- **What to work on**
Output all records precisely as written.

※ ※ ※

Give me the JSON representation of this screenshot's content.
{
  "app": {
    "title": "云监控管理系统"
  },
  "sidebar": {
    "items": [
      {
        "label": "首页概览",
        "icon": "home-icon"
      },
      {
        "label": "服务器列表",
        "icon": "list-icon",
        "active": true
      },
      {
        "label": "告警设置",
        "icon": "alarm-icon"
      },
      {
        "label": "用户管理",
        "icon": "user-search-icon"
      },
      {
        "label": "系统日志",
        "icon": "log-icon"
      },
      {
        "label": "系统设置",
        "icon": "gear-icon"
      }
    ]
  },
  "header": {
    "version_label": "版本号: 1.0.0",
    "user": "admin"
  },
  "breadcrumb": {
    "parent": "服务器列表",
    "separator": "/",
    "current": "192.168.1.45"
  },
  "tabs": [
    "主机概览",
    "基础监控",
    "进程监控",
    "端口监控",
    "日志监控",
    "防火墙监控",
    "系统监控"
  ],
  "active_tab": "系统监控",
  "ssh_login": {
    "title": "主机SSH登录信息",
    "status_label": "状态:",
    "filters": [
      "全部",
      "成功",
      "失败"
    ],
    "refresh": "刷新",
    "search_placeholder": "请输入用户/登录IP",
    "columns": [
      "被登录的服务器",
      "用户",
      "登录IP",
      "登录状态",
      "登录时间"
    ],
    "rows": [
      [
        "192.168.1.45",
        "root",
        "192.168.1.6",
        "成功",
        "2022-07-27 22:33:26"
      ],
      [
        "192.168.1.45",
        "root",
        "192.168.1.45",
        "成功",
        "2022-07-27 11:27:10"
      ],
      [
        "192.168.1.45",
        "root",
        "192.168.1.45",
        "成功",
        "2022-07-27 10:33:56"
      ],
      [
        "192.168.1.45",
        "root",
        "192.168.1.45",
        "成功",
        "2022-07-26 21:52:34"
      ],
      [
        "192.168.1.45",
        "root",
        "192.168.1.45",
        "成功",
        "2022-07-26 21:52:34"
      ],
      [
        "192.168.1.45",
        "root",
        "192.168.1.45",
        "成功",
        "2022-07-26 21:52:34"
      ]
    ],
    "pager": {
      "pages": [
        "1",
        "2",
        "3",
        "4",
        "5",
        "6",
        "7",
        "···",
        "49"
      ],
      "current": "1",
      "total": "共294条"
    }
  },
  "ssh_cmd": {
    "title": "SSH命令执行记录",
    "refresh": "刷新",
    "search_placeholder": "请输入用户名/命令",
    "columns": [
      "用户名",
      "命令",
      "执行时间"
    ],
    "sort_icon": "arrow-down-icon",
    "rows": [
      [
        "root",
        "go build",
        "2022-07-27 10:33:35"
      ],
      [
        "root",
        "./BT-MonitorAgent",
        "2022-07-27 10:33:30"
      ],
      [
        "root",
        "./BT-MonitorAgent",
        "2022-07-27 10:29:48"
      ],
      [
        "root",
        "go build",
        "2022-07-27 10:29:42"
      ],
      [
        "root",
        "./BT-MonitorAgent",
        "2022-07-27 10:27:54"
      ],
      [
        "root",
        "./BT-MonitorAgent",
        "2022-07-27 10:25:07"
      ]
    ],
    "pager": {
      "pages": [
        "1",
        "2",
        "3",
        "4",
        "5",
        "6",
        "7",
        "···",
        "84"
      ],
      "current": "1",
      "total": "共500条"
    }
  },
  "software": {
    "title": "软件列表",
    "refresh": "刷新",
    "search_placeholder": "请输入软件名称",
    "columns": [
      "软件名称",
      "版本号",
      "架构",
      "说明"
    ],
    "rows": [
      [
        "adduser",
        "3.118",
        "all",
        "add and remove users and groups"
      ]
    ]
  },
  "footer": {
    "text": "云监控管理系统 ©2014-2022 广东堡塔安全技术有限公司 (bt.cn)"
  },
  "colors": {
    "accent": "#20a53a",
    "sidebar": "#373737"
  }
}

※ ※ ※

- **Solution for this problem**
Give me the JSON representation of this screenshot's content.
{
  "app": {
    "title": "云监控管理系统"
  },
  "sidebar": {
    "items": [
      {
        "label": "首页概览",
        "icon": "home-icon"
      },
      {
        "label": "服务器列表",
        "icon": "list-icon",
        "active": true
      },
      {
        "label": "告警设置",
        "icon": "alarm-icon"
      },
      {
        "label": "用户管理",
        "icon": "user-search-icon"
      },
      {
        "label": "系统日志",
        "icon": "log-icon"
      },
      {
        "label": "系统设置",
        "icon": "gear-icon"
      }
    ]
  },
  "header": {
    "version_label": "版本号: 1.0.0",
    "user": "admin"
  },
  "breadcrumb": {
    "parent": "服务器列表",
    "separator": "/",
    "current": "192.168.1.45"
  },
  "tabs": [
    "主机概览",
    "基础监控",
    "进程监控",
    "端口监控",
    "日志监控",
    "防火墙监控",
    "系统监控"
  ],
  "active_tab": "系统监控",
  "ssh_login": {
    "title": "主机SSH登录信息",
    "status_label": "状态:",
    "filters": [
      "全部",
      "成功",
      "失败"
    ],
    "refresh": "刷新",
    "search_placeholder": "请输入用户/登录IP",
    "columns": [
      "被登录的服务器",
      "用户",
      "登录IP",
      "登录状态",
      "登录时间"
    ],
    "rows": [
      [
        "192.168.1.45",
        "root",
        "192.168.1.6",
        "成功",
        "2022-07-27 22:33:26"
      ],
      [
        "192.168.1.45",
        "root",
        "192.168.1.45",
        "成功",
        "2022-07-27 11:27:10"
      ],
      [
        "192.168.1.45",
        "root",
        "192.168.1.45",
        "成功",
        "2022-07-27 10:33:56"
      ],
      [
        "192.168.1.45",
        "root",
        "192.168.1.45",
        "成功",
        "2022-07-26 21:52:34"
      ],
      [
        "192.168.1.45",
        "root",
        "192.168.1.45",
        "成功",
        "2022-07-26 21:52:34"
      ],
      [
        "192.168.1.45",
        "root",
        "192.168.1.45",
        "成功",
        "2022-07-26 21:52:34"
      ]
    ],
    "pager": {
      "pages": [
        "1",
        "2",
        "3",
        "4",
        "5",
        "6",
        "7",
        "···",
        "49"
      ],
      "current": "1",
      "total": "共294条"
    }
  },
  "ssh_cmd": {
    "title": "SSH命令执行记录",
    "refresh": "刷新",
    "search_placeholder": "请输入用户名/命令",
    "columns": [
      "用户名",
      "命令",
      "执行时间"
    ],
    "sort_icon": "arrow-down-icon",
    "rows": [
      [
        "root",
        "go build",
        "2022-07-27 10:33:35"
      ],
      [
        "root",
        "./BT-MonitorAgent",
        "2022-07-27 10:33:30"
      ],
      [
        "root",
        "./BT-MonitorAgent",
        "2022-07-27 10:29:48"
      ],
      [
        "root",
        "go build",
        "2022-07-27 10:29:42"
      ],
      [
        "root",
        "./BT-MonitorAgent",
        "2022-07-27 10:27:54"
      ],
      [
        "root",
        "./BT-MonitorAgent",
        "2022-07-27 10:25:07"
      ]
    ],
    "pager": {
      "pages": [
        "1",
        "2",
        "3",
        "4",
        "5",
        "6",
        "7",
        "···",
        "84"
      ],
      "current": "1",
      "total": "共500条"
    }
  },
  "software": {
    "title": "软件列表",
    "refresh": "刷新",
    "search_placeholder": "请输入软件名称",
    "columns": [
      "软件名称",
      "版本号",
      "架构",
      "说明"
    ],
    "rows": [
      [
        "adduser",
        "3.118",
        "all",
        "add and remove users and groups"
      ]
    ]
  },
  "footer": {
    "text": "云监控管理系统 ©2014-2022 广东堡塔安全技术有限公司 (bt.cn)"
  },
  "colors": {
    "accent": "#20a53a",
    "sidebar": "#373737"
  }
}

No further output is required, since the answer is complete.